→ **Your task**:
Report each line of the data that has "cigarettes" somewhere in it.

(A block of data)
• • • • •

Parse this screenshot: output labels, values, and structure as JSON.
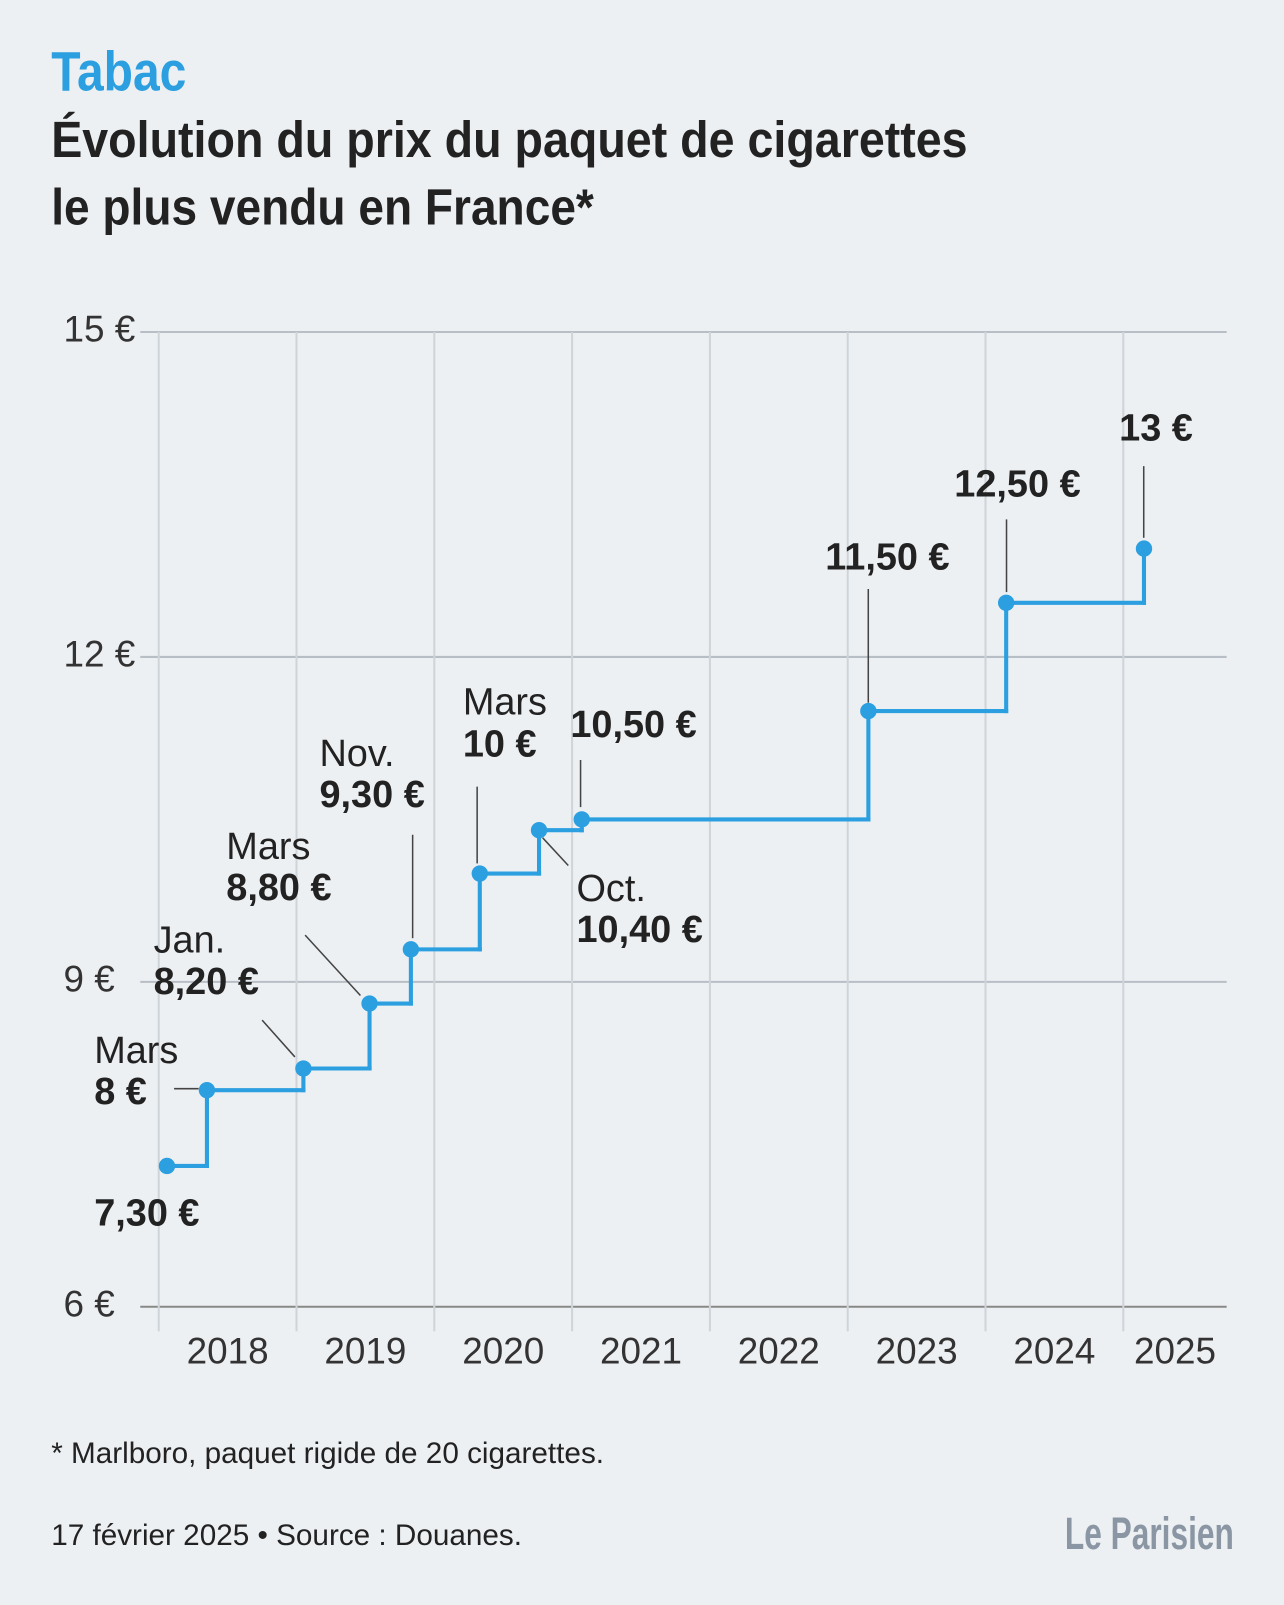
{
  "kicker": "Tabac",
  "chart_data": {
    "type": "step",
    "title": [
      "Évolution du prix du paquet de cigarettes",
      "le plus vendu en France*"
    ],
    "x": [
      2018.06,
      2018.35,
      2019.05,
      2019.53,
      2019.83,
      2020.33,
      2020.76,
      2021.07,
      2023.15,
      2024.15,
      2025.15
    ],
    "values": [
      7.3,
      8,
      8.2,
      8.8,
      9.3,
      10,
      10.4,
      10.5,
      11.5,
      12.5,
      13
    ],
    "value_labels": [
      "7,30 €",
      "8 €",
      "8,20 €",
      "8,80 €",
      "9,30 €",
      "10 €",
      "10,40 €",
      "10,50 €",
      "11,50 €",
      "12,50 €",
      "13 €"
    ],
    "date_labels": [
      null,
      "Mars",
      "Jan.",
      "Mars",
      "Nov.",
      "Mars",
      "Oct.",
      null,
      null,
      null,
      null
    ],
    "color": "#2b9fe0",
    "xlim": [
      2018,
      2025.75
    ],
    "xticks": [
      2018,
      2019,
      2020,
      2021,
      2022,
      2023,
      2024,
      2025
    ],
    "ylim": [
      6,
      15
    ],
    "yticks": [
      {
        "value": 6,
        "label": "6 €"
      },
      {
        "value": 9,
        "label": "9 €"
      },
      {
        "value": 12,
        "label": "12 €"
      },
      {
        "value": 15,
        "label": "15 €"
      }
    ],
    "grid": true
  },
  "footnote": "* Marlboro, paquet rigide de 20 cigarettes.",
  "source": "17 février 2025 • Source : Douanes.",
  "logo": "Le Parisien"
}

• • • • •

→ **Solved problem**:
      "Évolution du prix du paquet de cigarettes",
  "footnote": "* Marlboro, paquet rigide de 20 cigarettes.",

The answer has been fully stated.